• Excerto fornecido:
+--

A proposta de lei apresentada pelo PAN ao Orçamento de Estado que previa a possibilidade de atribuição de uma licença para pessoas que sofrem de dores graves e incapacitantes durante o período menstrual até três dias e medicamente atestada por meio de declaração de estabelecimento hospitalar, ou centro de saúde gerou um controverso debate na sociedade civil.
Pode dizer-se que passou a primeira barreira do tabu que existe, ainda, sobre o tema, olhado de forma conservadora por parte da sociedade em geral e, em particular, por uma boa parcela dos actores políticos, conforme ficou demostrado em debate parlamentar durante o qual alguns conceitos se mostraram ainda confusos, passíveis de serem deformados e até instrumentalizados entre risotas, gracejos e termos melindrosos mais típicos de meninos de liceu confrontados com um tema constrangedor do que de deputados.
O tema levou a peleia de palavras e arremesso de estereótipos, o que demostra uma impreparação para debater a matéria de forma séria e minimamente científica.

+--

• Material fornecido:

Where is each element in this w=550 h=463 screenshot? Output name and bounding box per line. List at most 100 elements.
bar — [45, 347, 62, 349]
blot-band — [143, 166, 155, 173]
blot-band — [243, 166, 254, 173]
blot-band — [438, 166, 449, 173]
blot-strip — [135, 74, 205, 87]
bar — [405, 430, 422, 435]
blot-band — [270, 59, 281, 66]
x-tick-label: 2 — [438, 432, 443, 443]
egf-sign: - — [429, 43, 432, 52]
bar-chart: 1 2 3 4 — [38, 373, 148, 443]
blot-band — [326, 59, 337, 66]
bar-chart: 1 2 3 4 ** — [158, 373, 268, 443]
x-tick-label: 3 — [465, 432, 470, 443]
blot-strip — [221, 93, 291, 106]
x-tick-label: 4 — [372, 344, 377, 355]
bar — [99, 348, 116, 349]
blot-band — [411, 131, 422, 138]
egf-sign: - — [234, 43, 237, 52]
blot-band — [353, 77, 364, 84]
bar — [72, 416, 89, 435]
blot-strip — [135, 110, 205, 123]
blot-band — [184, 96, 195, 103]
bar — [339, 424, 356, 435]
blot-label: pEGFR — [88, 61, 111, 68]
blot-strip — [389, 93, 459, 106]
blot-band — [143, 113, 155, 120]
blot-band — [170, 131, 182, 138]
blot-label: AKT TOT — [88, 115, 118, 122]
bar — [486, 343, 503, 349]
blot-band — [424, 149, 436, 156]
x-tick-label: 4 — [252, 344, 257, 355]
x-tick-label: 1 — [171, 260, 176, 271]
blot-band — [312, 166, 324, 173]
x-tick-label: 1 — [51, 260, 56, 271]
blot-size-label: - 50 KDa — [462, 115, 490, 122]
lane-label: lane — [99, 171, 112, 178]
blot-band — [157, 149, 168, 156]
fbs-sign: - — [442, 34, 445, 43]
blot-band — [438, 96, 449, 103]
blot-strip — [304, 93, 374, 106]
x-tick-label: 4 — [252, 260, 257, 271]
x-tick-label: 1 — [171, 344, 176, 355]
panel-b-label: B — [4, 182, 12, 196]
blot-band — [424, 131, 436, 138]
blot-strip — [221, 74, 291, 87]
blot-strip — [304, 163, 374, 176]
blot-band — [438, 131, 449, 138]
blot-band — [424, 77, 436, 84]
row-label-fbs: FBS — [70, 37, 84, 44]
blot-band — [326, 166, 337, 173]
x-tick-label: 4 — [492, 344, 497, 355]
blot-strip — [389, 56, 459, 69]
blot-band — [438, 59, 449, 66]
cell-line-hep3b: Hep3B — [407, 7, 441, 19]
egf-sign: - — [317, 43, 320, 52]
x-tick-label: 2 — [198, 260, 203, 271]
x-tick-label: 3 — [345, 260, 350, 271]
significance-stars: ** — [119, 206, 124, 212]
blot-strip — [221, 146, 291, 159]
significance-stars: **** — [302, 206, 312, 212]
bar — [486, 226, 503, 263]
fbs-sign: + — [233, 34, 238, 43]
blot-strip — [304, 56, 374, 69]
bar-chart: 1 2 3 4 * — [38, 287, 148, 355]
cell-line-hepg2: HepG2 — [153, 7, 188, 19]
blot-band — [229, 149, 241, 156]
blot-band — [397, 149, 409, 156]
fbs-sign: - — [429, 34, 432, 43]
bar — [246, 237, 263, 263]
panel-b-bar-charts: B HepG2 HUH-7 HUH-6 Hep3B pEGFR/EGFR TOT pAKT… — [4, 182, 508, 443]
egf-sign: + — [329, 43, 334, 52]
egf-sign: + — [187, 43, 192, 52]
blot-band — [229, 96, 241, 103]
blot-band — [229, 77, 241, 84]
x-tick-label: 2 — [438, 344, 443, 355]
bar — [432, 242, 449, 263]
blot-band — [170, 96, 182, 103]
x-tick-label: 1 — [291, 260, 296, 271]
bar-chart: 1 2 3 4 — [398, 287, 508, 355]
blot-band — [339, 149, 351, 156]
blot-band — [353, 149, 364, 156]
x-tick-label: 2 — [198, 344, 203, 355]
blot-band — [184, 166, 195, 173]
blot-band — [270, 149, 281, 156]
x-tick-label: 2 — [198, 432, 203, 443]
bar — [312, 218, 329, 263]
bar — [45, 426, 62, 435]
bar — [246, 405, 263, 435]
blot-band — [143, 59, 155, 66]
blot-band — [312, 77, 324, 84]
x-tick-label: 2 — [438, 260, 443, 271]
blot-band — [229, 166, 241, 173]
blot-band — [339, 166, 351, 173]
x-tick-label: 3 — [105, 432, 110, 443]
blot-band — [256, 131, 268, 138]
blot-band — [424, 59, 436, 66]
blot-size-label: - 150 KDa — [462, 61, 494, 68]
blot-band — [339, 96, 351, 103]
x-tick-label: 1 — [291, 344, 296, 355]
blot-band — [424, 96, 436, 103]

+--

• Tarefas e exercícios:
a - Responda às perguntas sobre o texto acerca da licença menstrual, uma por linha:
(i) Que partido apresentou a proposta ao Orçamento de Estado?
(ii) Até quantos dias de licença previa a proposta?
(iii) Segundo o texto, o que demonstram a peleia de palavras e o arremesso de estereótipos?
b - Prossiga o texto sobre a licença menstrual a partir da última frase apresentada.

• Respostas por item:
a -
(i) O PAN.
(ii) Até três dias.
(iii) Uma impreparação para debater a matéria de forma séria e minimamente científica.

b -
Apesar de ser um tema tão banal quanto mensal e marcar a vida de jovens e mulheres ao longo de metade da esperança de vida, a proposta do PAN que visa os dias de licença não é para todas as menstruadas. Destina-se a quem sofre de dores graves e incapacitantes durante a menstruação, associada, ou não, a patologias que as possam agravar como a endometriose, doença inflamatória pélvica e síndrome dos ovários poliquísticos, entre outras.
Embora o universo de mulheres que sofrem de dor incapacitante seja desconhecido em Portugal, sabemos que cerca de 10% sofrem de endometriose. Sabemos, também que em países como Taiwan, Japão, Coreia do Sul e Indonésia já aplicam a licença para quem se encontra afetado por esta patologia e Espanha espera vir a fazê-lo de uma forma mais abrangente e peregrina. Não nos podemos esquecer que após o 25 de abril os Códigos de Trabalho consignavam uma licença de até 2 dias de remuneração facultativa para sintomas de dor incapacitante com doença medicamente confirmada.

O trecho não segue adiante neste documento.